§ BRANO:
☆ ☆ ☆ ☆ ☆ ☆ ☆
Ci risiamo: la sostanza delle cose si svuota, le parole si slegano dalle reali circostanze, gli aspetti sani e vitali spariscono risucchiati dalle parole della “disturbatologia”, parole talmente precise che non ne imbroccano una.
Già, perché l’identificazione di una persona nel suo complesso e molteplice divenire non è minimamente sostenibile dall’ottusa definizione: “deficit da disturbo dell’attenzione e dell’iperattività” o di “disturbo specifico dell’apprendimento”, che vogliono dire tutto e niente.
E così spesso si spediscono dagli specialisti soggetti magari irrequieti (vivaci, si diceva un tempo) ma sani a cui, nei casi peggiori, la farmacopea metterà proficuamente le mani addosso.
E allora fare percorsi per “obiettivi minimi” o “differenziati” è diventato un puro atto formale: se il ragazzo non capisce, se ha un casino in famiglia è meglio mandarlo subito dallo psicologo e fargli fare subito qualche disegnino da interpretarsi con categorie che impongono un reale sostanzialmente inafferrabile nel suo divenire. Così lo specialista indirizzerà in modo scientifico l’agire di insegnanti ed educatori arresi e dimentichi del loro potenziale, sempre più incapaci di produrre parole che contrastino la deriva auto-referenziale dello psicologismo.
☆ ☆ ☆ ☆ ☆ ☆ ☆
§ VOCI ARCHIVIATE:
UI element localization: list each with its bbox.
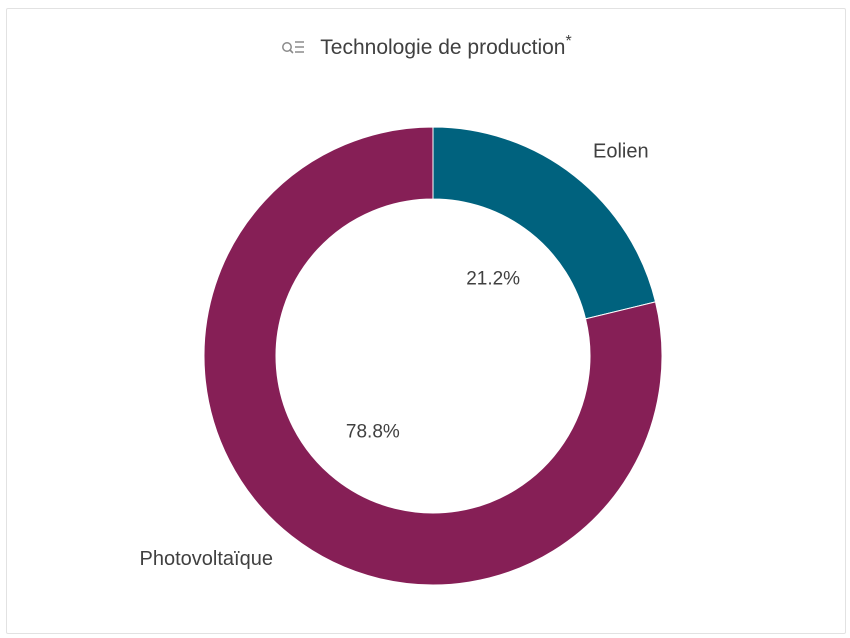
chart-title-marker: * (565, 33, 572, 50)
filter-search-icon[interactable] (280, 37, 306, 59)
chart-title: Technologie de production* (320, 33, 572, 60)
chart-title-text: Technologie de production (320, 36, 566, 59)
slice-category-label: Photovoltaïque (140, 548, 273, 570)
slice-category-label: Eolien (593, 141, 649, 163)
slice-percent-label: 78.8% (346, 422, 400, 443)
chart-header: Technologie de production* (7, 33, 845, 63)
donut-slice-photovoltaique[interactable] (203, 126, 663, 586)
slice-percent-label: 21.2% (466, 268, 520, 289)
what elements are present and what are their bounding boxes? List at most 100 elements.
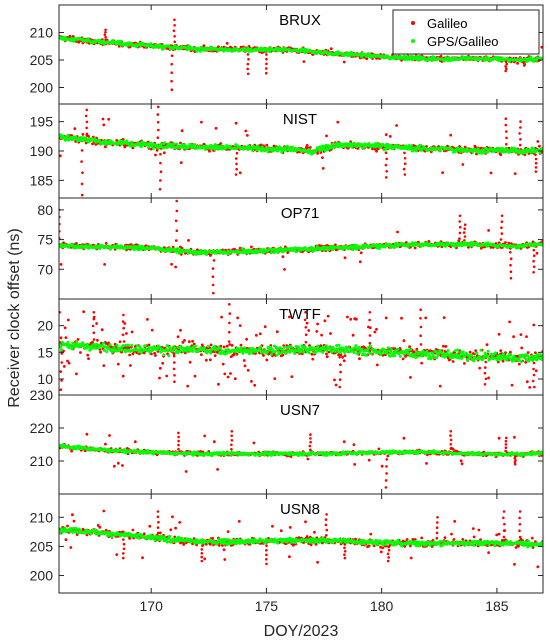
galileo-point <box>180 129 184 133</box>
gps-galileo-point <box>172 142 176 146</box>
gps-galileo-point <box>406 352 410 355</box>
gps-galileo-point <box>213 344 217 348</box>
galileo-outlier <box>384 151 388 154</box>
gps-galileo-point <box>162 353 166 357</box>
galileo-point <box>442 316 446 319</box>
galileo-outlier <box>505 136 508 140</box>
galileo-outlier <box>419 325 423 329</box>
galileo-outlier <box>458 237 461 240</box>
galileo-point <box>165 374 169 378</box>
gps-galileo-point <box>354 344 358 348</box>
galileo-point <box>327 350 331 354</box>
galileo-point <box>193 374 197 378</box>
gps-galileo-point <box>137 350 141 354</box>
gps-galileo-point <box>347 346 351 350</box>
gps-galileo-point <box>303 345 307 349</box>
galileo-outlier <box>104 31 107 34</box>
gps-galileo-point <box>396 347 400 351</box>
gps-galileo-series <box>59 35 543 63</box>
gps-galileo-point <box>389 350 393 354</box>
galileo-point <box>342 359 346 363</box>
galileo-outlier <box>403 173 407 176</box>
galileo-point <box>131 352 135 356</box>
galileo-point <box>438 384 442 388</box>
galileo-point <box>351 333 355 337</box>
y-tick-label: 70 <box>37 261 53 277</box>
galileo-outlier <box>91 324 95 328</box>
gps-galileo-point <box>368 344 372 348</box>
galileo-outlier <box>532 254 536 257</box>
galileo-point <box>79 351 82 354</box>
gps-galileo-point <box>380 351 384 355</box>
galileo-outlier <box>122 313 125 317</box>
gps-galileo-point <box>294 344 298 348</box>
galileo-point <box>524 360 528 364</box>
galileo-outlier <box>173 35 176 38</box>
galileo-point <box>310 352 314 356</box>
galileo-point <box>424 316 428 320</box>
galileo-outlier <box>172 367 176 371</box>
gps-galileo-point <box>105 350 109 354</box>
galileo-point <box>517 362 521 366</box>
galileo-point <box>325 134 328 138</box>
galileo-point <box>283 268 286 271</box>
galileo-point <box>236 316 240 320</box>
gps-galileo-point <box>307 148 311 151</box>
gps-galileo-point <box>302 350 305 354</box>
gps-galileo-point <box>276 347 280 351</box>
galileo-outlier <box>304 326 308 329</box>
gps-galileo-point <box>392 351 396 355</box>
gps-galileo-point <box>453 349 457 353</box>
gps-galileo-point <box>460 357 464 360</box>
gps-galileo-point <box>289 345 293 349</box>
gps-galileo-point <box>459 241 463 245</box>
y-tick-label: 190 <box>30 143 54 159</box>
galileo-point <box>76 338 80 341</box>
galileo-point <box>254 333 258 337</box>
gps-galileo-point <box>136 248 140 252</box>
galileo-point <box>96 338 99 342</box>
galileo-point <box>229 372 232 375</box>
galileo-point <box>146 318 149 321</box>
gps-galileo-point <box>120 348 124 352</box>
y-tick-label: 200 <box>30 80 54 96</box>
series-points <box>59 303 543 392</box>
galileo-point <box>415 347 419 351</box>
galileo-outlier <box>304 340 308 344</box>
galileo-outlier <box>60 361 64 364</box>
y-tick-label: 210 <box>30 25 54 41</box>
galileo-outlier <box>173 40 176 44</box>
galileo-outlier <box>403 162 407 165</box>
galileo-point <box>525 335 528 338</box>
gps-galileo-point <box>167 354 171 358</box>
galileo-outlier <box>458 231 462 235</box>
galileo-point <box>290 375 294 378</box>
galileo-point <box>258 332 262 336</box>
gps-galileo-point <box>209 351 213 355</box>
gps-galileo-point <box>383 245 387 249</box>
galileo-outlier <box>80 160 83 163</box>
galileo-point <box>121 374 125 378</box>
gps-galileo-point <box>259 46 263 50</box>
gps-galileo-point <box>531 150 535 154</box>
galileo-outlier <box>159 179 162 182</box>
gps-galileo-point <box>168 45 172 49</box>
gps-galileo-point <box>259 345 263 349</box>
gps-galileo-point <box>151 146 155 150</box>
galileo-outlier <box>104 28 107 32</box>
gps-galileo-point <box>373 348 377 352</box>
galileo-outlier <box>228 303 231 306</box>
galileo-point <box>461 163 465 166</box>
gps-galileo-point <box>124 343 128 347</box>
galileo-outlier <box>463 235 467 238</box>
gps-galileo-point <box>176 346 180 349</box>
galileo-outlier <box>170 79 173 83</box>
gps-galileo-point <box>190 347 194 351</box>
galileo-point <box>263 325 267 329</box>
galileo-outlier <box>59 370 63 373</box>
gps-galileo-point <box>324 143 328 147</box>
galileo-outlier <box>534 157 538 161</box>
gps-galileo-point <box>178 349 182 353</box>
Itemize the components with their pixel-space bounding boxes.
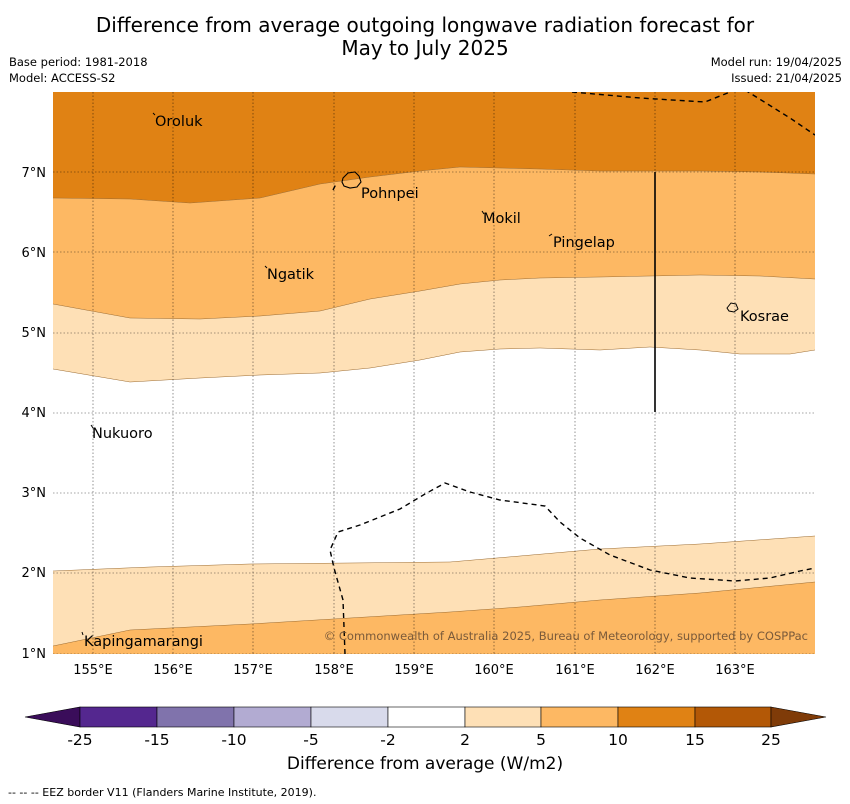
☆ ☆ ☆ ☆ ☆ ☆ ☆
§ BREVE ESERCIZIO: Puoi citare per intero, parola per parola, il brano sulla "disturbatologia"?

§ RISULTATO:
Ci risiamo: la sostanza delle cose si svuota, le parole si slegano dalle reali circostanze, gli aspetti sani e vitali spariscono risucchiati dalle parole della “disturbatologia”, parole talmente precise che non ne imbroccano una.
Già, perché l’identificazione di una persona nel suo complesso e molteplice divenire non è minimamente sostenibile dall’ottusa definizione: “deficit da disturbo dell’attenzione e dell’iperattività” o di “disturbo specifico dell’apprendimento”, che vogliono dire tutto e niente.
E così spesso si spediscono dagli specialisti soggetti magari irrequieti (vivaci, si diceva un tempo) ma sani a cui, nei casi peggiori, la farmacopea metterà proficuamente le mani addosso.
E allora fare percorsi per “obiettivi minimi” o “differenziati” è diventato un puro atto formale: se il ragazzo non capisce, se ha un casino in famiglia è meglio mandarlo subito dallo psicologo e fargli fare subito qualche disegnino da interpretarsi con categorie che impongono un reale sostanzialmente inafferrabile nel suo divenire. Così lo specialista indirizzerà in modo scientifico l’agire di insegnanti ed educatori arresi e dimentichi del loro potenziale, sempre più incapaci di produrre parole che contrastino la deriva auto-referenziale dello psicologismo.